## What to work on
Using the listing below, please gather every line containing the word "this".

## Chart and figure data
• • • • •
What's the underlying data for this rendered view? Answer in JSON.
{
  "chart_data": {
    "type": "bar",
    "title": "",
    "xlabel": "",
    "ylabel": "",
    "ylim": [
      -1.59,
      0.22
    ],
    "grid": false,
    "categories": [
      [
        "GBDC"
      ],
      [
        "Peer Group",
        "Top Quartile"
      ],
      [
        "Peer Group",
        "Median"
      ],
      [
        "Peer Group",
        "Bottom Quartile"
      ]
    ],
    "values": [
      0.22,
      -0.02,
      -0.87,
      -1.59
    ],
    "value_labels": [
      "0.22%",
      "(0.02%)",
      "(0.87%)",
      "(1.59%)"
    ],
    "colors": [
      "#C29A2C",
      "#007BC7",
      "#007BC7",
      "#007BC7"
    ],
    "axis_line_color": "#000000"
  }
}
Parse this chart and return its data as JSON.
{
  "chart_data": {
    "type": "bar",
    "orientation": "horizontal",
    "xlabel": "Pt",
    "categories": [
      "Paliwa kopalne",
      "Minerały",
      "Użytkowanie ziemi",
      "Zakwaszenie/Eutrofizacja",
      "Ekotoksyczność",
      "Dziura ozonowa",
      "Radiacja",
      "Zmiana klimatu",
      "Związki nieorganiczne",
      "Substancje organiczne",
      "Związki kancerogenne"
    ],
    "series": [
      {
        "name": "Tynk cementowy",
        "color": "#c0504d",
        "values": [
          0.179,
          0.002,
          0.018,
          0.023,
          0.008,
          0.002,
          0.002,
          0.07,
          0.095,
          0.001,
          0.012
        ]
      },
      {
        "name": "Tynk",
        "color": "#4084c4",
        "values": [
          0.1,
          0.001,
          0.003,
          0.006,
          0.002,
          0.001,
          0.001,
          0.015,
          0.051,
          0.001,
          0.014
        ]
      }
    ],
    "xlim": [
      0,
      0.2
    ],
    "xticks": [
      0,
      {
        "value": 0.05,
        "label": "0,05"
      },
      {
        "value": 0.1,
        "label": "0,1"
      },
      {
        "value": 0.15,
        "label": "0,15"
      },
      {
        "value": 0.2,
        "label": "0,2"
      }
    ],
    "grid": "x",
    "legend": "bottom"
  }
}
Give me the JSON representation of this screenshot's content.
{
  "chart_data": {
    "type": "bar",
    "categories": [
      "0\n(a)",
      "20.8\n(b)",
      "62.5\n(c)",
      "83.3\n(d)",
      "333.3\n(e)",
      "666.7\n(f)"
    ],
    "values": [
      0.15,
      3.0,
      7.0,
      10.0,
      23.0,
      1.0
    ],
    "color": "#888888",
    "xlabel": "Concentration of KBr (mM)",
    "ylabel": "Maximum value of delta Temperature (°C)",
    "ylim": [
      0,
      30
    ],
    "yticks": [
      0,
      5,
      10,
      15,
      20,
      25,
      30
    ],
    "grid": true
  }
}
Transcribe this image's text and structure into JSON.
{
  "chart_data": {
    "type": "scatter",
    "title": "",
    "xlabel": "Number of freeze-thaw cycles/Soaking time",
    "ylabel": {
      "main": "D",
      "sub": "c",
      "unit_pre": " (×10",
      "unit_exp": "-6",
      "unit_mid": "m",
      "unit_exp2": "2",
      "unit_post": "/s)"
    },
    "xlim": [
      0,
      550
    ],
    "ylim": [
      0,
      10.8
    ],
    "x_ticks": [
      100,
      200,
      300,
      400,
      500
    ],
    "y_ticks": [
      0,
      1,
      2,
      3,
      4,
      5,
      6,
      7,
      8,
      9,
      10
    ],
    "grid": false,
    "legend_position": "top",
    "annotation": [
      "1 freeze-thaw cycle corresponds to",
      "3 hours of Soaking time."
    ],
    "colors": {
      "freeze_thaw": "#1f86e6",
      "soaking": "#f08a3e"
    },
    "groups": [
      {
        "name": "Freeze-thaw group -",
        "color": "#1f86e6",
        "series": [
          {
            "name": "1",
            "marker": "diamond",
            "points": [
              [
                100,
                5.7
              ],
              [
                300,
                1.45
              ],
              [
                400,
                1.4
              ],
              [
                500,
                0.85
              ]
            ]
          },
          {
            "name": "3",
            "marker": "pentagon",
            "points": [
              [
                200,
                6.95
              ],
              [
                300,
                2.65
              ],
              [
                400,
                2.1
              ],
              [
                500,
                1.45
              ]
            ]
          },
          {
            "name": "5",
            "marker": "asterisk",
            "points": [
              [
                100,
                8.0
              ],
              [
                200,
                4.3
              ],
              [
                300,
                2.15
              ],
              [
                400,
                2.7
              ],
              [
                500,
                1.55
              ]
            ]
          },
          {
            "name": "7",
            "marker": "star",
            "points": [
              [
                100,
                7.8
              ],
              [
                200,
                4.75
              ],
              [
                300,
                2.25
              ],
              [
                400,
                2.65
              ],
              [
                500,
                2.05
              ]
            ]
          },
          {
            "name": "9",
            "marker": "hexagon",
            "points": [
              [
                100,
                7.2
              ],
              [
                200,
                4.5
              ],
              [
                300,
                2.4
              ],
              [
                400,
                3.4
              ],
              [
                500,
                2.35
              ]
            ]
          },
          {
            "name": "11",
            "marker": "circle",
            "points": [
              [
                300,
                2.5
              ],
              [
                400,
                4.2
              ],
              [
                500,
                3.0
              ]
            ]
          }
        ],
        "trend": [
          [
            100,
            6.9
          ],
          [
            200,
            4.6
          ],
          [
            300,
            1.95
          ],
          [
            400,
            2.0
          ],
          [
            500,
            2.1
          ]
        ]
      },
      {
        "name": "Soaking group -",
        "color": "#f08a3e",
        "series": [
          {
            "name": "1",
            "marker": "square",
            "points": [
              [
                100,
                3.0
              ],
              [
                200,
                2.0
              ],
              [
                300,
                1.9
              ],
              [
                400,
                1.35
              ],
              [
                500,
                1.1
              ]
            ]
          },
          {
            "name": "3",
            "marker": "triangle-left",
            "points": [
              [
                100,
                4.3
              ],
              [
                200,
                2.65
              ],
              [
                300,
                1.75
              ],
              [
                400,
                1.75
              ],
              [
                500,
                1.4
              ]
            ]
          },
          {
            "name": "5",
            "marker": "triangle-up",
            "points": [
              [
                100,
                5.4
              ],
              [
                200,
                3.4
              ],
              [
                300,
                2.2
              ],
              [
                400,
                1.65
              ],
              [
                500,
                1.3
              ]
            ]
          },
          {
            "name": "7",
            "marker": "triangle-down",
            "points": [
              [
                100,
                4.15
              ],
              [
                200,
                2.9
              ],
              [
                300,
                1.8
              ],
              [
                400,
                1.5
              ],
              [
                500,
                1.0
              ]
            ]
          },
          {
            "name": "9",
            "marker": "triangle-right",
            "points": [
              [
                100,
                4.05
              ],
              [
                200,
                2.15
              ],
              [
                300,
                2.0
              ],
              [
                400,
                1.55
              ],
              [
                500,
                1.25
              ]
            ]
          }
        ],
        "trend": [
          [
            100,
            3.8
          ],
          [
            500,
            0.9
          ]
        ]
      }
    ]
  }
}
• • • • •
## Answer to the problem
What's the underlying data for this rendered view? Answer in JSON.
Parse this chart and return its data as JSON.
Give me the JSON representation of this screenshot's content.
Transcribe this image's text and structure into JSON.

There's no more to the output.